_Work to do_.
Lines containing the word "anundsjoif" are the ones to copy from the records below.

_Records from a data collection_.

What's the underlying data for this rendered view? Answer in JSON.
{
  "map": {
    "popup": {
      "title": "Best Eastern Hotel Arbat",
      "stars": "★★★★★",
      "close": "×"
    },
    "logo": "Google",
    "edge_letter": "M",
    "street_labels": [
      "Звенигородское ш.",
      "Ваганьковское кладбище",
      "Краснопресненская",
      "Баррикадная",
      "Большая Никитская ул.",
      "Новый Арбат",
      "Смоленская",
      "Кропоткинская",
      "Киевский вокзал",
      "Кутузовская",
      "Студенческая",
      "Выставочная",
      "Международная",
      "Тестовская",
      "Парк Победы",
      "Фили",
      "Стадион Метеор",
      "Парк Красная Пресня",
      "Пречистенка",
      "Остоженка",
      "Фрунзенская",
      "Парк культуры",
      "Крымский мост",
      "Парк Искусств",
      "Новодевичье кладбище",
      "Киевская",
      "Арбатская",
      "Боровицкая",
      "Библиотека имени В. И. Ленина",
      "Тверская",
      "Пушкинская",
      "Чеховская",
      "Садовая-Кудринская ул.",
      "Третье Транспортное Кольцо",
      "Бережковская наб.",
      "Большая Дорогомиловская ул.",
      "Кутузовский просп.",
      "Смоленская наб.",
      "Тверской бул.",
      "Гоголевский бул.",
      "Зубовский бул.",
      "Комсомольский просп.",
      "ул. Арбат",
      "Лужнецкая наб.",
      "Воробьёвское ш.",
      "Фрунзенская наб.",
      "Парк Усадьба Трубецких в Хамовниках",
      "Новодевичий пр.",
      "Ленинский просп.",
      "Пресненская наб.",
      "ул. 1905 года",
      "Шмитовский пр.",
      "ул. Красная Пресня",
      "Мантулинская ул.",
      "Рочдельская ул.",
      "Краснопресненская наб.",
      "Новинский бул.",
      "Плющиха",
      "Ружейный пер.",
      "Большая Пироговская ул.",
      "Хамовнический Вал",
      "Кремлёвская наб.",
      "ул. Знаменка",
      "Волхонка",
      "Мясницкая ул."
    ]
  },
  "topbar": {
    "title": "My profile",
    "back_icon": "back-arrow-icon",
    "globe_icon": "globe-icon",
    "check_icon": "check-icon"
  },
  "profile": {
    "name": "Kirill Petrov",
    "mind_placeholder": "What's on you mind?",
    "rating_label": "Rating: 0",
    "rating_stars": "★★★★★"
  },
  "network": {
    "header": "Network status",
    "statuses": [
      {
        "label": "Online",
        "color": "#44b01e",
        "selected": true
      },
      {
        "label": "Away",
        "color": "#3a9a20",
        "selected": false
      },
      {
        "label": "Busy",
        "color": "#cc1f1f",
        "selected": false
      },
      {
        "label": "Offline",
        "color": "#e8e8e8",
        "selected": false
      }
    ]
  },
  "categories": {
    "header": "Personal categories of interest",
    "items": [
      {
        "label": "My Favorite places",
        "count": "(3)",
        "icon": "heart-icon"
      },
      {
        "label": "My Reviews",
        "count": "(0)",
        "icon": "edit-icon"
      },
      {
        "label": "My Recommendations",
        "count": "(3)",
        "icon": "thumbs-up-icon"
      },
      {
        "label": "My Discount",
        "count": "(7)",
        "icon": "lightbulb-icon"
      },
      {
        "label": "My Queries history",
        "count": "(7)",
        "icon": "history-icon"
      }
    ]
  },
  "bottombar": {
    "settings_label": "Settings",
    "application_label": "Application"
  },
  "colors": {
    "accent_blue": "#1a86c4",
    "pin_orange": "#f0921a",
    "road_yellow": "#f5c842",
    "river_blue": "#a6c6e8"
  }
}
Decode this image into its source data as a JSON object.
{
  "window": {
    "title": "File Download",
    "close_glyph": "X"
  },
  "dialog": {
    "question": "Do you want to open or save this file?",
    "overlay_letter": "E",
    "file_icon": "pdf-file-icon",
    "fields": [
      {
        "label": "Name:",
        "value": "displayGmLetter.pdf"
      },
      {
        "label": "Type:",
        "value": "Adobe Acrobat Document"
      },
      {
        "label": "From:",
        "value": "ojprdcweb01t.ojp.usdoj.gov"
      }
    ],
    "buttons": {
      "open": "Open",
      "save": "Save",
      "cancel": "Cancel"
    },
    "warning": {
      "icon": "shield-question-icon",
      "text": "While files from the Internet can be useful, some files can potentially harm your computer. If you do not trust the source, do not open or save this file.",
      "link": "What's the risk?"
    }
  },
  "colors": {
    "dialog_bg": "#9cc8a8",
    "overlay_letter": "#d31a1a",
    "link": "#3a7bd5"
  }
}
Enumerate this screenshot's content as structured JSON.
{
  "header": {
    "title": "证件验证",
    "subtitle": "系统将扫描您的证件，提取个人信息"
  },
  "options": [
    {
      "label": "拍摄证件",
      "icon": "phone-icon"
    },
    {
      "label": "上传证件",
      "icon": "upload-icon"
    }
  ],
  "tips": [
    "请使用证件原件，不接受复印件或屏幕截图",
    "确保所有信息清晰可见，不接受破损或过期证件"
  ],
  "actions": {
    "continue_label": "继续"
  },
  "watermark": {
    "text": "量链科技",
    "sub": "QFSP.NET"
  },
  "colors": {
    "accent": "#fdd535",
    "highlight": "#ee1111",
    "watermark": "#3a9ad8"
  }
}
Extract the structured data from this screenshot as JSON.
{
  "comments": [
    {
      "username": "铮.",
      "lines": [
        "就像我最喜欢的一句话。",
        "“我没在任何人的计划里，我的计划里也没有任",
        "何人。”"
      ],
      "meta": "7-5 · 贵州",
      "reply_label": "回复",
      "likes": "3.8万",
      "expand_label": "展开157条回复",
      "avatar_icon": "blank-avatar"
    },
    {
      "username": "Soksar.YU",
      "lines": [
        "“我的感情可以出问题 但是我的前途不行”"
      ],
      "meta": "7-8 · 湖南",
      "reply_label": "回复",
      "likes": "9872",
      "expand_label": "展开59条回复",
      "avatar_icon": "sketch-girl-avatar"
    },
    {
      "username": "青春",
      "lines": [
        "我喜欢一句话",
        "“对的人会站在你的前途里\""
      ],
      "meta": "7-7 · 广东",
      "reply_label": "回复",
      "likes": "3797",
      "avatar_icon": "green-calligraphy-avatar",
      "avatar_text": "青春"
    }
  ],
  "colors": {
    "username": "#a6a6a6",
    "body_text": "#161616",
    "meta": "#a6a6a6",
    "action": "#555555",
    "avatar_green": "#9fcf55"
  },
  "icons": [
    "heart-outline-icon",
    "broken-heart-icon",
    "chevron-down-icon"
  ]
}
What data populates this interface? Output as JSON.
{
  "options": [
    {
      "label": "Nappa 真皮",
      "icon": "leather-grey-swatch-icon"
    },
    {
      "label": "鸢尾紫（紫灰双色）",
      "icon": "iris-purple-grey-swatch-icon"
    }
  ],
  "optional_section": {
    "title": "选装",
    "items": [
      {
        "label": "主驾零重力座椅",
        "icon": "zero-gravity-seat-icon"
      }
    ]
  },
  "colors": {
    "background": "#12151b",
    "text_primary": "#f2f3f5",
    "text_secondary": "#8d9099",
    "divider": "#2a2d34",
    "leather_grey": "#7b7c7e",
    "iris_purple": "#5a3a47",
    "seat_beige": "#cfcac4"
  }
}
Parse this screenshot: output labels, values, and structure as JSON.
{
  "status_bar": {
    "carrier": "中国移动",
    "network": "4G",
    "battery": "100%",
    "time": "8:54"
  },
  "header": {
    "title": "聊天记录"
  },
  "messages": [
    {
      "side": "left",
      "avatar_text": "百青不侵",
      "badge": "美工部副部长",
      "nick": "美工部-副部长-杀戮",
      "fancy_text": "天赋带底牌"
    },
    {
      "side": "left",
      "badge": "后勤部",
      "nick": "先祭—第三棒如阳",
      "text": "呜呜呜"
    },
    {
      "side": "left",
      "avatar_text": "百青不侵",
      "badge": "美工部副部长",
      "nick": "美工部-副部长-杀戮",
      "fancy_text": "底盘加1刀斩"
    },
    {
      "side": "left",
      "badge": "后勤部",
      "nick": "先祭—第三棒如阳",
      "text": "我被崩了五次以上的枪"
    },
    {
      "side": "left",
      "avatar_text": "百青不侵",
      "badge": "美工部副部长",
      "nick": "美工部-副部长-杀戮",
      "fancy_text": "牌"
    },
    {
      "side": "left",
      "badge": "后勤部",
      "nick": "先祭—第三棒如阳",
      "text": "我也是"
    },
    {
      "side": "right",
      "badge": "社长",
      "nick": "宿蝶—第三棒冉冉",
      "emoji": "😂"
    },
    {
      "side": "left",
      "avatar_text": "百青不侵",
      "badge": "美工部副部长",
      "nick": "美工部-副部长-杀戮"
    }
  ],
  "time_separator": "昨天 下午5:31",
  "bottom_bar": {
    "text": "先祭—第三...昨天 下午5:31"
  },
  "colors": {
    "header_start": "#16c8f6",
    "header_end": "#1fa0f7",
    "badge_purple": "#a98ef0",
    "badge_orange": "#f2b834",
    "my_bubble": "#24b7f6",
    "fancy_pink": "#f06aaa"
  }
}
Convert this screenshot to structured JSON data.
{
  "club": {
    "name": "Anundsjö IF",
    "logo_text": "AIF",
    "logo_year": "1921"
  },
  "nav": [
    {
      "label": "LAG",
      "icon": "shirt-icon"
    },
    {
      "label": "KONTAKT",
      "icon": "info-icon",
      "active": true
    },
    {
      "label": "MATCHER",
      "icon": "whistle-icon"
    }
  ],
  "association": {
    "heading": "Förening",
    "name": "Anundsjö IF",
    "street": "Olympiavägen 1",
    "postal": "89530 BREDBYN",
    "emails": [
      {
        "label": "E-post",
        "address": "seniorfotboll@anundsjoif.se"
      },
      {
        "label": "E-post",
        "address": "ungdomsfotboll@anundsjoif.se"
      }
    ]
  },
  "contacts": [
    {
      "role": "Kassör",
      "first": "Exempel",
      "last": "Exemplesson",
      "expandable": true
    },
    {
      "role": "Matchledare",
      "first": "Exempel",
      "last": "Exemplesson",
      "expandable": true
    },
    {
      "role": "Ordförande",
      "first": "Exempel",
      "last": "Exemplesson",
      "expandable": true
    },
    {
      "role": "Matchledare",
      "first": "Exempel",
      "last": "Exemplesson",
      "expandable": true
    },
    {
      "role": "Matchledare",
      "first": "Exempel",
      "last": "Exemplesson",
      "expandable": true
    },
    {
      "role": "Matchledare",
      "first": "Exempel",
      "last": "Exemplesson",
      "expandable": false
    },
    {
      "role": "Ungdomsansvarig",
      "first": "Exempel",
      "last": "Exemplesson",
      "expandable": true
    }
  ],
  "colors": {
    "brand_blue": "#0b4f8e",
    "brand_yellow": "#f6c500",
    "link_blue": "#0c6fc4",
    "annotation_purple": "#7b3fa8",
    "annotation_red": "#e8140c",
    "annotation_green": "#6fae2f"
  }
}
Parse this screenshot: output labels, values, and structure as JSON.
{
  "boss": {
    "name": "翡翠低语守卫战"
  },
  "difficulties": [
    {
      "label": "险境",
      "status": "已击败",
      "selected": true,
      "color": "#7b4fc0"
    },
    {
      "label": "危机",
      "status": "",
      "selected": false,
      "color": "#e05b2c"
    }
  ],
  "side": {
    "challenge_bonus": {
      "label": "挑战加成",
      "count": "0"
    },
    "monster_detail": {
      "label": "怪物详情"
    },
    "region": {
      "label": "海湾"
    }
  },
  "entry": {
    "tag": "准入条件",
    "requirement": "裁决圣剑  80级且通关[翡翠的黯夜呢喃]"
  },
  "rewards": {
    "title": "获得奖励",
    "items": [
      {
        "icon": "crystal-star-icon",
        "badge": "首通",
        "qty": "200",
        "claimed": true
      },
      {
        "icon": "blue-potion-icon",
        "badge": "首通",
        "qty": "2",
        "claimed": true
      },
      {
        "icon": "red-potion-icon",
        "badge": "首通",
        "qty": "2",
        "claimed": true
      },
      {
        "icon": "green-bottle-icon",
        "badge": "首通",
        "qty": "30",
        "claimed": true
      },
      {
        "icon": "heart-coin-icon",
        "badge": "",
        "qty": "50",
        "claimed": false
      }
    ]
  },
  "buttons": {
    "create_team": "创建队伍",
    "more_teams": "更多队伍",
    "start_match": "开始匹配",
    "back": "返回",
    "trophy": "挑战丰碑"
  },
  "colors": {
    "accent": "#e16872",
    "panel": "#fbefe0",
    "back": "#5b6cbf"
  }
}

_Reply to the exercise_.
        "address": "seniorfotboll@anundsjoif.se"
        "address": "ungdomsfotboll@anundsjoif.se"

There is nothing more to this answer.